Retype the material word for word, from its first line through the line containing "clear-button[interactable]: ✕ (822, 546, 982, 626)".

(Labeled region entries)
## START

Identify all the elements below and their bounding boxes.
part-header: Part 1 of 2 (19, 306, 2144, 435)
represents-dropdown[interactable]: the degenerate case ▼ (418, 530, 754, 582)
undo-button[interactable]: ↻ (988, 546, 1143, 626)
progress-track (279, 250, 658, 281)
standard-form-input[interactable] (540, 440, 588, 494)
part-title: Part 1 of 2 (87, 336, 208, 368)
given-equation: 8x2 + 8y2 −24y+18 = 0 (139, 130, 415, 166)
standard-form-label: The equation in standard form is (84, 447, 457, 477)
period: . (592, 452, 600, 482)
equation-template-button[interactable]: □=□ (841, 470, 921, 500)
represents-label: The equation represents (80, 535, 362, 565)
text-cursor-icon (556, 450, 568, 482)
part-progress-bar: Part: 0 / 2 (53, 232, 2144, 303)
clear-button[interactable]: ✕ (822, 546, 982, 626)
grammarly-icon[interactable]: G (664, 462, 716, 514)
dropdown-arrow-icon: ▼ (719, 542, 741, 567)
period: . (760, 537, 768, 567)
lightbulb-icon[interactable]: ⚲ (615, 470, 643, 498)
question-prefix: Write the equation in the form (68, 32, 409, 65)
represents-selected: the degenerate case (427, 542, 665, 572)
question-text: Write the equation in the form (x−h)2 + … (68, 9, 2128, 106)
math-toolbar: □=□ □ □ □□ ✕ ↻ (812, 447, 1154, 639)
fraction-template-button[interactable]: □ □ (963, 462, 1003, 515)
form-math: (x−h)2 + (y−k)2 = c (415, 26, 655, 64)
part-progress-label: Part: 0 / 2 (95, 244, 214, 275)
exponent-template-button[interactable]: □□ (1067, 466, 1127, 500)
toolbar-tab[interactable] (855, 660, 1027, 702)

## END

## Exercise response
Identify all the elements below and their bounding boxes.
part-header: Part 1 of 2 (19, 306, 2144, 435)
represents-dropdown[interactable]: the degenerate case ▼ (418, 530, 754, 582)
undo-button[interactable]: ↻ (988, 546, 1143, 626)
progress-track (279, 250, 658, 281)
standard-form-input[interactable] (540, 440, 588, 494)
part-title: Part 1 of 2 (87, 336, 208, 368)
given-equation: 8x2 + 8y2 −24y+18 = 0 (139, 130, 415, 166)
standard-form-label: The equation in standard form is (84, 447, 457, 477)
period: . (592, 452, 600, 482)
equation-template-button[interactable]: □=□ (841, 470, 921, 500)
represents-label: The equation represents (80, 535, 362, 565)
text-cursor-icon (556, 450, 568, 482)
part-progress-bar: Part: 0 / 2 (53, 232, 2144, 303)
clear-button[interactable]: ✕ (822, 546, 982, 626)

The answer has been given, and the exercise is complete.